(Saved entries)
# # # # # # #
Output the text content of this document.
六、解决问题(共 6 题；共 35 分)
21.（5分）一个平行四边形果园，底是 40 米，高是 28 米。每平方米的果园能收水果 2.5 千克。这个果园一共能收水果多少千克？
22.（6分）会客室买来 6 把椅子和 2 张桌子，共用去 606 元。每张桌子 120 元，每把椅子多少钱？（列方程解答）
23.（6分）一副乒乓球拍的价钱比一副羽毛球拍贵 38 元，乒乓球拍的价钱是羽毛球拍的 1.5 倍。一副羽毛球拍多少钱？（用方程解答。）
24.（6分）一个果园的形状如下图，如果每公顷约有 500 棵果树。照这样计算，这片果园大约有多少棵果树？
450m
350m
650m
# # # # # # #
__Problem description__:
Return the entries above exactly, each one complete.

__Solution to the exercise__:
Output the text content of this document.
六、解决问题(共 6 题；共 35 分)
21.（5分）一个平行四边形果园，底是 40 米，高是 28 米。每平方米的果园能收水果 2.5 千克。这个果园一共能收水果多少千克？
22.（6分）会客室买来 6 把椅子和 2 张桌子，共用去 606 元。每张桌子 120 元，每把椅子多少钱？（列方程解答）
23.（6分）一副乒乓球拍的价钱比一副羽毛球拍贵 38 元，乒乓球拍的价钱是羽毛球拍的 1.5 倍。一副羽毛球拍多少钱？（用方程解答。）
24.（6分）一个果园的形状如下图，如果每公顷约有 500 棵果树。照这样计算，这片果园大约有多少棵果树？
450m
350m
650m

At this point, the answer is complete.